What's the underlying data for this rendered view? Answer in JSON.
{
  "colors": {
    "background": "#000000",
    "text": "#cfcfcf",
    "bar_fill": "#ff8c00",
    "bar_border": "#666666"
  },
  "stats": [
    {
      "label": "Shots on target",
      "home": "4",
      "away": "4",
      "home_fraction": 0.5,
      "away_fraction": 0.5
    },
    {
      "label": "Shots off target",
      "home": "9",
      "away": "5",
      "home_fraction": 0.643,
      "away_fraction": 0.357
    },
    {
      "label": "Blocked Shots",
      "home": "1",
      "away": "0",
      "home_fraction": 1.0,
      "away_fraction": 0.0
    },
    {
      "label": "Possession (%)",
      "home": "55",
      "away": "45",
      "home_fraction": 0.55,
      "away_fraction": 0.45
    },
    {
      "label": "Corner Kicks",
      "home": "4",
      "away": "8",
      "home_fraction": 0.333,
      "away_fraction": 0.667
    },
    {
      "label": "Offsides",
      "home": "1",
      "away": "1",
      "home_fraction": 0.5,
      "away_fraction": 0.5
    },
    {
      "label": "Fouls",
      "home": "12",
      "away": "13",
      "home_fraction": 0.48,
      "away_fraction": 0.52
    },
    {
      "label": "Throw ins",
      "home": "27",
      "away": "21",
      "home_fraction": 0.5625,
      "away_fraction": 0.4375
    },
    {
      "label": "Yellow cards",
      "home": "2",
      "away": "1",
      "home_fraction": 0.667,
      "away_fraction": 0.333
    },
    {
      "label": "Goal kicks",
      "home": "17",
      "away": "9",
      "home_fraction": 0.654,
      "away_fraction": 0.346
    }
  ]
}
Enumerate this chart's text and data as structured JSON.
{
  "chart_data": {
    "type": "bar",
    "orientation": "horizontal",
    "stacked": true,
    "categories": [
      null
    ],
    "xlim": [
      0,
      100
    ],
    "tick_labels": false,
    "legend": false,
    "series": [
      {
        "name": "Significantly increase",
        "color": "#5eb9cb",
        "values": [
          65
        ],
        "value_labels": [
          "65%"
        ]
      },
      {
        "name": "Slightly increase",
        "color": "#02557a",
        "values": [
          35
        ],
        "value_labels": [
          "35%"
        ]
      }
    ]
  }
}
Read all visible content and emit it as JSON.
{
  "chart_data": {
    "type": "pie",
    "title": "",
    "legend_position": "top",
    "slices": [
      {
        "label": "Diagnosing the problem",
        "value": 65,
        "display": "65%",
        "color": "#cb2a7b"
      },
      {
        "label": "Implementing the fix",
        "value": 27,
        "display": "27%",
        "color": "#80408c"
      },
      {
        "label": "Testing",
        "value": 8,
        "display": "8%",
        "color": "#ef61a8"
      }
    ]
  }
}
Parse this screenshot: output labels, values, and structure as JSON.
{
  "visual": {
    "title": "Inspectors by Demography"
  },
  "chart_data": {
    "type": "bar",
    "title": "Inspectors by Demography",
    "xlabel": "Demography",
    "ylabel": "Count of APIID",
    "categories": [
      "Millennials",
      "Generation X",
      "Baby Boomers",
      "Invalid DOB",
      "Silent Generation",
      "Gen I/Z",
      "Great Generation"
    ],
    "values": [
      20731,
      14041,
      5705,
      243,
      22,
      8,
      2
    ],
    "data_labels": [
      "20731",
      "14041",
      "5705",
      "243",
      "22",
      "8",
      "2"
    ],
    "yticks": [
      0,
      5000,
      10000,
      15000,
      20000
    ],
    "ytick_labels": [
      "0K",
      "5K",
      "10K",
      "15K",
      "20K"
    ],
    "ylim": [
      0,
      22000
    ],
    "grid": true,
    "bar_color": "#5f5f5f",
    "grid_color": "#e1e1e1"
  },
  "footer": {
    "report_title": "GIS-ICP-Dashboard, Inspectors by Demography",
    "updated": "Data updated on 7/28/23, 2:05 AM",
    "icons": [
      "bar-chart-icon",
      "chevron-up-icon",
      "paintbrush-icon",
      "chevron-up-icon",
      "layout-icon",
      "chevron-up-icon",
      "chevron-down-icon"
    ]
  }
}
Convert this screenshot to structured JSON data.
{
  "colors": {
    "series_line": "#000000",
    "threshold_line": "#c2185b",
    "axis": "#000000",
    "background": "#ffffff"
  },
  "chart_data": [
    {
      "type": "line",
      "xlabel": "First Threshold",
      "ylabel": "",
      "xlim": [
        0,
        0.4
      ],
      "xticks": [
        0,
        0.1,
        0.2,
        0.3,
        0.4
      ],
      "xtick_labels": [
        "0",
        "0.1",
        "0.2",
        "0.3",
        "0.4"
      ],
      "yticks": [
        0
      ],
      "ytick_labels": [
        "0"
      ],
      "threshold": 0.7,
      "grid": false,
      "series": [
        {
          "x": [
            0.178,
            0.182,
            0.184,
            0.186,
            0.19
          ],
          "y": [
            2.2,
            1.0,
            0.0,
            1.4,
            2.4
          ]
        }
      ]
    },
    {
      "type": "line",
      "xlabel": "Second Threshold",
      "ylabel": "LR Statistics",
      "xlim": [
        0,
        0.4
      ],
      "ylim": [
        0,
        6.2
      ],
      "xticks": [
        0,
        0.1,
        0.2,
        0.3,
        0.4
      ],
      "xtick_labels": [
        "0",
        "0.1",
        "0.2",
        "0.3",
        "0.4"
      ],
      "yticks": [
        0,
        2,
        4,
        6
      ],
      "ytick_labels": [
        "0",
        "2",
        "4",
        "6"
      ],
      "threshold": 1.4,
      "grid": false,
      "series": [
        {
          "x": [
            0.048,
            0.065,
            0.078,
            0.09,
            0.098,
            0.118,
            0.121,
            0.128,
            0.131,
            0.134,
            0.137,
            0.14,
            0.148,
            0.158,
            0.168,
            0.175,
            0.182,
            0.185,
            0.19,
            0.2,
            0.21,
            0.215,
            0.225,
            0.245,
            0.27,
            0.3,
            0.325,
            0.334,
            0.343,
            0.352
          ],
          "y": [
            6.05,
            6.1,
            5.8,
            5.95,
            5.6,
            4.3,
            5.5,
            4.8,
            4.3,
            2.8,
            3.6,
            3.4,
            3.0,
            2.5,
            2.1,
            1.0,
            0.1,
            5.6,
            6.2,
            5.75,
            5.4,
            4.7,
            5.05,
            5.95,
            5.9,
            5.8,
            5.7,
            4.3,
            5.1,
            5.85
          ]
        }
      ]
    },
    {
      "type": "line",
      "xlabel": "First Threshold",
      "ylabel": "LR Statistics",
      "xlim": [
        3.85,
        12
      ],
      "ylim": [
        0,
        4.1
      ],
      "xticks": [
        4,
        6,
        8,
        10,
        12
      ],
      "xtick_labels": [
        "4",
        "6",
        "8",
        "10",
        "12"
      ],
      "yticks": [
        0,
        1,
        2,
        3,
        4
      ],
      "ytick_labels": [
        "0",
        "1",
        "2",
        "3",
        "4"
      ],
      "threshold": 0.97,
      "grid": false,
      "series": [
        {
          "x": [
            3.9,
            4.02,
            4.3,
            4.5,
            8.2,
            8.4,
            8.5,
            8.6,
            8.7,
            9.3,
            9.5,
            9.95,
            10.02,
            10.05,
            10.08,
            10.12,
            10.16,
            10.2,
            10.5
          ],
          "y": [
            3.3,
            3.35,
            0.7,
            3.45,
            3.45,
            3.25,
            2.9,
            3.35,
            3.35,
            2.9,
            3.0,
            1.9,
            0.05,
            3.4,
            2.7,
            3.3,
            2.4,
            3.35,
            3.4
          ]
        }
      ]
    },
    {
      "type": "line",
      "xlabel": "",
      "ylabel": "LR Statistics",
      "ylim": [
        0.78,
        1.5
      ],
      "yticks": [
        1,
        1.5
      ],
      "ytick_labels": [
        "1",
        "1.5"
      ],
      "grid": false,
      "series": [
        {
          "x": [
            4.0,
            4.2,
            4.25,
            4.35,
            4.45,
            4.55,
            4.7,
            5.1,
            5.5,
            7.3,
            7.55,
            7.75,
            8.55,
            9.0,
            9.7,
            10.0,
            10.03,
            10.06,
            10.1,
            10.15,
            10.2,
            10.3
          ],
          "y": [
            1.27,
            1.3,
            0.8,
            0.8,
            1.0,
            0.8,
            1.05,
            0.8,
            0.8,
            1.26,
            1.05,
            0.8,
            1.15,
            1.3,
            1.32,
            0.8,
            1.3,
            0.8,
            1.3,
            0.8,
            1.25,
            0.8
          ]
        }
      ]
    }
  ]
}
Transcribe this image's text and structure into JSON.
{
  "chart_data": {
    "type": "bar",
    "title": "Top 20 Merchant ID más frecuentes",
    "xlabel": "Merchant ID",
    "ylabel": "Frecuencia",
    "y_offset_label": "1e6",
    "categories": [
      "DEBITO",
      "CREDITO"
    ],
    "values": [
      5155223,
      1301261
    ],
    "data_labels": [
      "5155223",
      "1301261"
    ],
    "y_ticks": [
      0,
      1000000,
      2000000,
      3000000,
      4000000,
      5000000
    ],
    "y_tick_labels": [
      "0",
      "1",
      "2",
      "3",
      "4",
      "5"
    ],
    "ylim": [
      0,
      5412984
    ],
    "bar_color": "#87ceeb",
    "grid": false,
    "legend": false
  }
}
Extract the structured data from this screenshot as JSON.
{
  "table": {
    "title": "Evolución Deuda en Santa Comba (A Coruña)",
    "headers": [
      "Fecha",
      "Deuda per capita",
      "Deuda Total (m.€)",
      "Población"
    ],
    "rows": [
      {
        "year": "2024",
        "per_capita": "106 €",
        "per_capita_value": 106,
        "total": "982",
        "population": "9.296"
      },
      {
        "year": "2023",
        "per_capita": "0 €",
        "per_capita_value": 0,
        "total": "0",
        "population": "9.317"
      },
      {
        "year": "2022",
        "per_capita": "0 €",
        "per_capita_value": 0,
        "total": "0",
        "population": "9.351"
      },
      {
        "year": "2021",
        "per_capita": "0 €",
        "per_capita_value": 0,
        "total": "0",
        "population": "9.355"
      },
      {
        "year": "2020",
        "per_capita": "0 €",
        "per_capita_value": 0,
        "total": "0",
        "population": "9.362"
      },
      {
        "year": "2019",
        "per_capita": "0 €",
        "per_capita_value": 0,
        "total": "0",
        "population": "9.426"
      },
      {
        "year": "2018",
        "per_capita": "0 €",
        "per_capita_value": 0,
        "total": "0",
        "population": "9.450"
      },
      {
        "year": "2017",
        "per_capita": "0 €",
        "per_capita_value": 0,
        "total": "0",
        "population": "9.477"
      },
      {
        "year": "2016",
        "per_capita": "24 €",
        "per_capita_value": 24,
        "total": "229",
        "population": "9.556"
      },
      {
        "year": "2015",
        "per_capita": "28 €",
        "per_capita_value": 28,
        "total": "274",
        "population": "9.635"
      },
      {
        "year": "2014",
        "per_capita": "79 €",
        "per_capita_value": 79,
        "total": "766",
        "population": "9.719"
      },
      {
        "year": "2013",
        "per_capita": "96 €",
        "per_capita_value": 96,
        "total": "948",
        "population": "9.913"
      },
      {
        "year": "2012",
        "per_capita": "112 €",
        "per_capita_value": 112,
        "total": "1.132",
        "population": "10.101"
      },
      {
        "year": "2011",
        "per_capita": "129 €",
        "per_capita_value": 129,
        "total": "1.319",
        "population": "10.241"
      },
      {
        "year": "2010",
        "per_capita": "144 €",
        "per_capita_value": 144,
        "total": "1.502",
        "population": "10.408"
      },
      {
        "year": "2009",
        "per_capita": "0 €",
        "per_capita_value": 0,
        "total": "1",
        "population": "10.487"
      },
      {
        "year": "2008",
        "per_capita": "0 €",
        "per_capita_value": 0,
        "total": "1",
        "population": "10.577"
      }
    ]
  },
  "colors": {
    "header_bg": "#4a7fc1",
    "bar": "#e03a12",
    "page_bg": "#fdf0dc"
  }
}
________________________________________
### Your instructions
Report how many lines in the records hold the word "this", giving the number and nothing else.

### Written answer
6